## The exercise
Omit all pictures. Copy the rest of the material exactly.

═══

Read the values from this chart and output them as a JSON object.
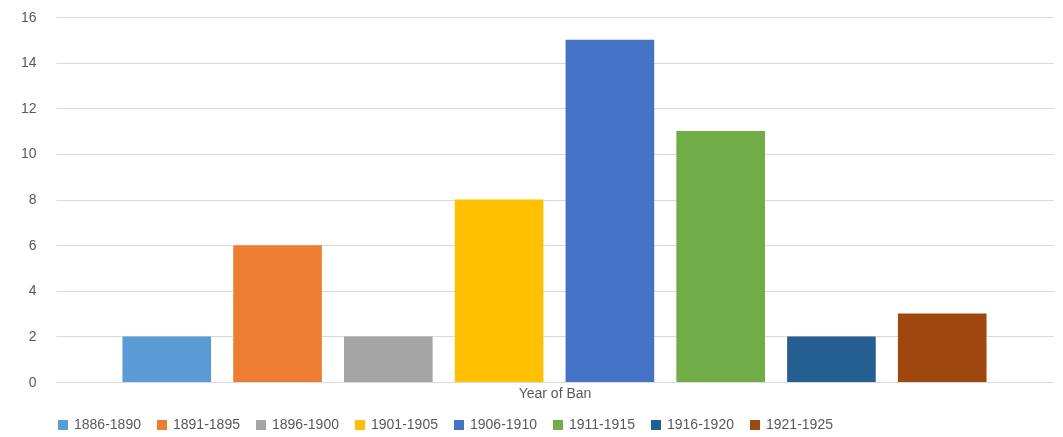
{
  "chart_data": {
    "type": "bar",
    "xlabel": "Year of Ban",
    "categories": [
      null
    ],
    "series": [
      {
        "name": "1886-1890",
        "color": "#5b9bd5",
        "values": [
          2
        ]
      },
      {
        "name": "1891-1895",
        "color": "#ed7d31",
        "values": [
          6
        ]
      },
      {
        "name": "1896-1900",
        "color": "#a5a5a5",
        "values": [
          2
        ]
      },
      {
        "name": "1901-1905",
        "color": "#ffc000",
        "values": [
          8
        ]
      },
      {
        "name": "1906-1910",
        "color": "#4472c4",
        "values": [
          15
        ]
      },
      {
        "name": "1911-1915",
        "color": "#70ad47",
        "values": [
          11
        ]
      },
      {
        "name": "1916-1920",
        "color": "#255e91",
        "values": [
          2
        ]
      },
      {
        "name": "1921-1925",
        "color": "#9e480e",
        "values": [
          3
        ]
      }
    ],
    "ylim": [
      0,
      16
    ],
    "yticks": [
      0,
      2,
      4,
      6,
      8,
      10,
      12,
      14,
      16
    ],
    "grid": "y",
    "legend": "bottom"
  }
}
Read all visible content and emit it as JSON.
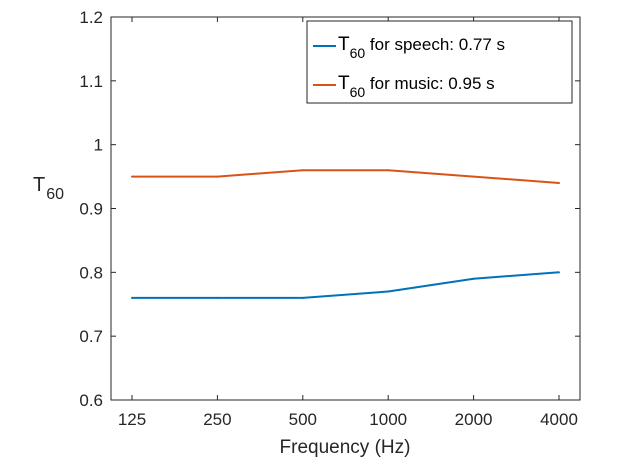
{
  "chart_data": {
    "type": "line",
    "x": [
      "125",
      "250",
      "500",
      "1000",
      "2000",
      "4000"
    ],
    "xlabel": "Frequency (Hz)",
    "ylabel": {
      "main": "T",
      "sub": "60"
    },
    "ylim": [
      0.6,
      1.2
    ],
    "yticks": [
      "0.6",
      "0.7",
      "0.8",
      "0.9",
      "1",
      "1.1",
      "1.2"
    ],
    "grid": false,
    "legend_position": "top-right",
    "series": [
      {
        "name": {
          "main": "T",
          "sub": "60",
          "rest": " for speech: 0.77 s"
        },
        "color": "#0072BD",
        "values": [
          0.76,
          0.76,
          0.76,
          0.77,
          0.79,
          0.8
        ]
      },
      {
        "name": {
          "main": "T",
          "sub": "60",
          "rest": " for music: 0.95 s"
        },
        "color": "#D95319",
        "values": [
          0.95,
          0.95,
          0.96,
          0.96,
          0.95,
          0.94
        ]
      }
    ]
  }
}
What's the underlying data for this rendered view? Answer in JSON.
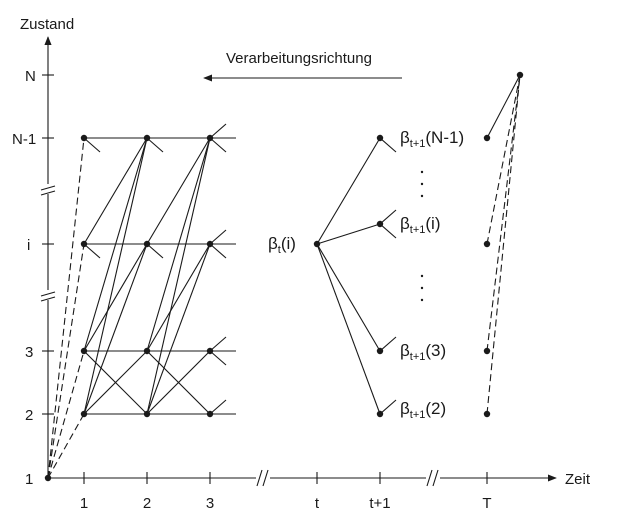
{
  "y_axis": {
    "title": "Zustand",
    "ticks": [
      "N",
      "N-1",
      "i",
      "3",
      "2",
      "1"
    ]
  },
  "x_axis": {
    "title": "Zeit",
    "ticks": [
      "1",
      "2",
      "3",
      "t",
      "t+1",
      "T"
    ]
  },
  "direction_label": "Verarbeitungsrichtung",
  "beta_t": {
    "symbol": "β",
    "sub": "t",
    "arg": "(i)"
  },
  "beta_next": [
    {
      "symbol": "β",
      "sub": "t+1",
      "arg": "(N-1)"
    },
    {
      "symbol": "β",
      "sub": "t+1",
      "arg": "(i)"
    },
    {
      "symbol": "β",
      "sub": "t+1",
      "arg": "(3)"
    },
    {
      "symbol": "β",
      "sub": "t+1",
      "arg": "(2)"
    }
  ]
}
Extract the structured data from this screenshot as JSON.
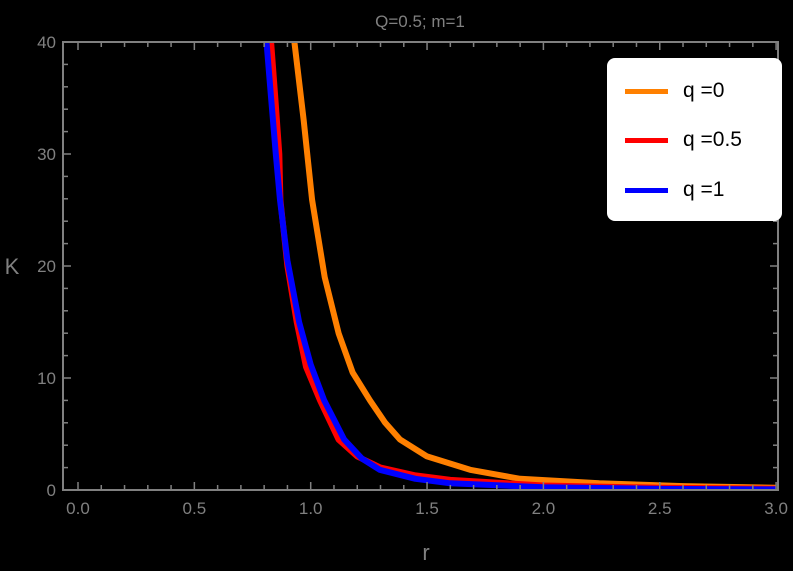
{
  "chart_data": {
    "type": "line",
    "title": "Q=0.5; m=1",
    "xlabel": "r",
    "ylabel": "K",
    "xlim": [
      0,
      3
    ],
    "ylim": [
      0,
      40
    ],
    "x_ticks": [
      "0.0",
      "0.5",
      "1.0",
      "1.5",
      "2.0",
      "2.5",
      "3.0"
    ],
    "y_ticks": [
      "0",
      "10",
      "20",
      "30",
      "40"
    ],
    "grid": false,
    "legend_position": "upper right",
    "series": [
      {
        "name": "q =0",
        "color": "#FF8000",
        "points": [
          [
            0.93,
            40
          ],
          [
            0.97,
            33
          ],
          [
            1.006,
            25.9
          ],
          [
            1.06,
            19
          ],
          [
            1.12,
            14
          ],
          [
            1.18,
            10.5
          ],
          [
            1.255,
            8.0
          ],
          [
            1.32,
            6.0
          ],
          [
            1.384,
            4.5
          ],
          [
            1.5,
            3.0
          ],
          [
            1.685,
            1.8
          ],
          [
            1.9,
            1.0
          ],
          [
            2.24,
            0.6
          ],
          [
            2.6,
            0.35
          ],
          [
            3.0,
            0.2
          ]
        ]
      },
      {
        "name": "q =0.5",
        "color": "#FF0000",
        "points": [
          [
            0.83,
            40
          ],
          [
            0.848,
            35
          ],
          [
            0.865,
            30
          ],
          [
            0.87,
            25.9
          ],
          [
            0.9,
            20
          ],
          [
            0.94,
            15
          ],
          [
            0.98,
            11
          ],
          [
            1.04,
            8.0
          ],
          [
            1.12,
            4.5
          ],
          [
            1.2,
            3.0
          ],
          [
            1.3,
            2.0
          ],
          [
            1.45,
            1.3
          ],
          [
            1.6,
            0.9
          ],
          [
            2.0,
            0.4
          ],
          [
            2.5,
            0.2
          ],
          [
            3.0,
            0.12
          ]
        ]
      },
      {
        "name": "q =1",
        "color": "#0000FF",
        "points": [
          [
            0.81,
            40
          ],
          [
            0.83,
            35
          ],
          [
            0.85,
            30
          ],
          [
            0.868,
            25.9
          ],
          [
            0.9,
            20.5
          ],
          [
            0.95,
            15
          ],
          [
            1.0,
            11.2
          ],
          [
            1.058,
            8.0
          ],
          [
            1.144,
            4.5
          ],
          [
            1.22,
            2.8
          ],
          [
            1.297,
            1.8
          ],
          [
            1.45,
            1.0
          ],
          [
            1.6,
            0.6
          ],
          [
            2.0,
            0.25
          ],
          [
            2.5,
            0.1
          ],
          [
            3.0,
            0.05
          ]
        ]
      }
    ]
  }
}
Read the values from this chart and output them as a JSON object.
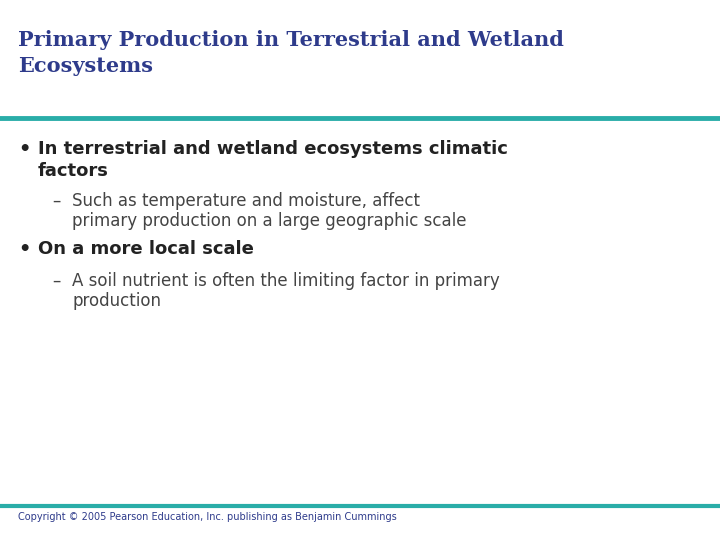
{
  "title_line1": "Primary Production in Terrestrial and Wetland",
  "title_line2": "Ecosystems",
  "title_color": "#2E3B8B",
  "title_fontsize": 15,
  "line_color": "#2AADA8",
  "background_color": "#FFFFFF",
  "bullet1_fontsize": 13,
  "bullet1_color": "#222222",
  "sub_bullet1_fontsize": 12,
  "sub_bullet1_color": "#444444",
  "bullet2_fontsize": 13,
  "bullet2_color": "#222222",
  "sub_bullet2_fontsize": 12,
  "sub_bullet2_color": "#444444",
  "footer": "Copyright © 2005 Pearson Education, Inc. publishing as Benjamin Cummings",
  "footer_fontsize": 7,
  "footer_color": "#2E3B8B"
}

═══

## Answer to this task
Read the values from this chart and output them as a JSON object.
{
  "chart_data": {
    "type": "bar",
    "xlabel": "Year of Ban",
    "categories": [
      null
    ],
    "series": [
      {
        "name": "1886-1890",
        "color": "#5b9bd5",
        "values": [
          2
        ]
      },
      {
        "name": "1891-1895",
        "color": "#ed7d31",
        "values": [
          6
        ]
      },
      {
        "name": "1896-1900",
        "color": "#a5a5a5",
        "values": [
          2
        ]
      },
      {
        "name": "1901-1905",
        "color": "#ffc000",
        "values": [
          8
        ]
      },
      {
        "name": "1906-1910",
        "color": "#4472c4",
        "values": [
          15
        ]
      },
      {
        "name": "1911-1915",
        "color": "#70ad47",
        "values": [
          11
        ]
      },
      {
        "name": "1916-1920",
        "color": "#255e91",
        "values": [
          2
        ]
      },
      {
        "name": "1921-1925",
        "color": "#9e480e",
        "values": [
          3
        ]
      }
    ],
    "ylim": [
      0,
      16
    ],
    "yticks": [
      0,
      2,
      4,
      6,
      8,
      10,
      12,
      14,
      16
    ],
    "grid": "y",
    "legend": "bottom"
  }
}
Read all visible content and emit it as JSON.
{
  "chart_data": {
    "type": "line",
    "x": [
      "125",
      "250",
      "500",
      "1000",
      "2000",
      "4000"
    ],
    "xlabel": "Frequency (Hz)",
    "ylabel": {
      "main": "T",
      "sub": "60"
    },
    "ylim": [
      0.6,
      1.2
    ],
    "yticks": [
      "0.6",
      "0.7",
      "0.8",
      "0.9",
      "1",
      "1.1",
      "1.2"
    ],
    "grid": false,
    "legend_position": "top-right",
    "series": [
      {
        "name": {
          "main": "T",
          "sub": "60",
          "rest": " for speech: 0.77 s"
        },
        "color": "#0072BD",
        "values": [
          0.76,
          0.76,
          0.76,
          0.77,
          0.79,
          0.8
        ]
      },
      {
        "name": {
          "main": "T",
          "sub": "60",
          "rest": " for music: 0.95 s"
        },
        "color": "#D95319",
        "values": [
          0.95,
          0.95,
          0.96,
          0.96,
          0.95,
          0.94
        ]
      }
    ]
  }
}
What's the underlying data for this rendered view? Answer in JSON.
{
  "y_axis": {
    "title": "Zustand",
    "ticks": [
      "N",
      "N-1",
      "i",
      "3",
      "2",
      "1"
    ]
  },
  "x_axis": {
    "title": "Zeit",
    "ticks": [
      "1",
      "2",
      "3",
      "t",
      "t+1",
      "T"
    ]
  },
  "direction_label": "Verarbeitungsrichtung",
  "beta_t": {
    "symbol": "β",
    "sub": "t",
    "arg": "(i)"
  },
  "beta_next": [
    {
      "symbol": "β",
      "sub": "t+1",
      "arg": "(N-1)"
    },
    {
      "symbol": "β",
      "sub": "t+1",
      "arg": "(i)"
    },
    {
      "symbol": "β",
      "sub": "t+1",
      "arg": "(3)"
    },
    {
      "symbol": "β",
      "sub": "t+1",
      "arg": "(2)"
    }
  ]
}
Extract the structured data from this screenshot as JSON.
{
  "chart_data": {
    "type": "line",
    "title": "Q=0.5; m=1",
    "xlabel": "r",
    "ylabel": "K",
    "xlim": [
      0,
      3
    ],
    "ylim": [
      0,
      40
    ],
    "x_ticks": [
      "0.0",
      "0.5",
      "1.0",
      "1.5",
      "2.0",
      "2.5",
      "3.0"
    ],
    "y_ticks": [
      "0",
      "10",
      "20",
      "30",
      "40"
    ],
    "grid": false,
    "legend_position": "upper right",
    "series": [
      {
        "name": "q =0",
        "color": "#FF8000",
        "points": [
          [
            0.93,
            40
          ],
          [
            0.97,
            33
          ],
          [
            1.006,
            25.9
          ],
          [
            1.06,
            19
          ],
          [
            1.12,
            14
          ],
          [
            1.18,
            10.5
          ],
          [
            1.255,
            8.0
          ],
          [
            1.32,
            6.0
          ],
          [
            1.384,
            4.5
          ],
          [
            1.5,
            3.0
          ],
          [
            1.685,
            1.8
          ],
          [
            1.9,
            1.0
          ],
          [
            2.24,
            0.6
          ],
          [
            2.6,
            0.35
          ],
          [
            3.0,
            0.2
          ]
        ]
      },
      {
        "name": "q =0.5",
        "color": "#FF0000",
        "points": [
          [
            0.83,
            40
          ],
          [
            0.848,
            35
          ],
          [
            0.865,
            30
          ],
          [
            0.87,
            25.9
          ],
          [
            0.9,
            20
          ],
          [
            0.94,
            15
          ],
          [
            0.98,
            11
          ],
          [
            1.04,
            8.0
          ],
          [
            1.12,
            4.5
          ],
          [
            1.2,
            3.0
          ],
          [
            1.3,
            2.0
          ],
          [
            1.45,
            1.3
          ],
          [
            1.6,
            0.9
          ],
          [
            2.0,
            0.4
          ],
          [
            2.5,
            0.2
          ],
          [
            3.0,
            0.12
          ]
        ]
      },
      {
        "name": "q =1",
        "color": "#0000FF",
        "points": [
          [
            0.81,
            40
          ],
          [
            0.83,
            35
          ],
          [
            0.85,
            30
          ],
          [
            0.868,
            25.9
          ],
          [
            0.9,
            20.5
          ],
          [
            0.95,
            15
          ],
          [
            1.0,
            11.2
          ],
          [
            1.058,
            8.0
          ],
          [
            1.144,
            4.5
          ],
          [
            1.22,
            2.8
          ],
          [
            1.297,
            1.8
          ],
          [
            1.45,
            1.0
          ],
          [
            1.6,
            0.6
          ],
          [
            2.0,
            0.25
          ],
          [
            2.5,
            0.1
          ],
          [
            3.0,
            0.05
          ]
        ]
      }
    ]
  }
}
Read the values from this chart and output them as a JSON object.
{
  "title_line1": "Primary Production in Terrestrial and Wetland",
  "title_line2": "Ecosystems",
  "title_color": "#2E3B8B",
  "title_fontsize": 15,
  "line_color": "#2AADA8",
  "background_color": "#FFFFFF",
  "bullet1_fontsize": 13,
  "bullet1_color": "#222222",
  "sub_bullet1_fontsize": 12,
  "sub_bullet1_color": "#444444",
  "bullet2_fontsize": 13,
  "bullet2_color": "#222222",
  "sub_bullet2_fontsize": 12,
  "sub_bullet2_color": "#444444",
  "footer": "Copyright © 2005 Pearson Education, Inc. publishing as Benjamin Cummings",
  "footer_fontsize": 7,
  "footer_color": "#2E3B8B"
}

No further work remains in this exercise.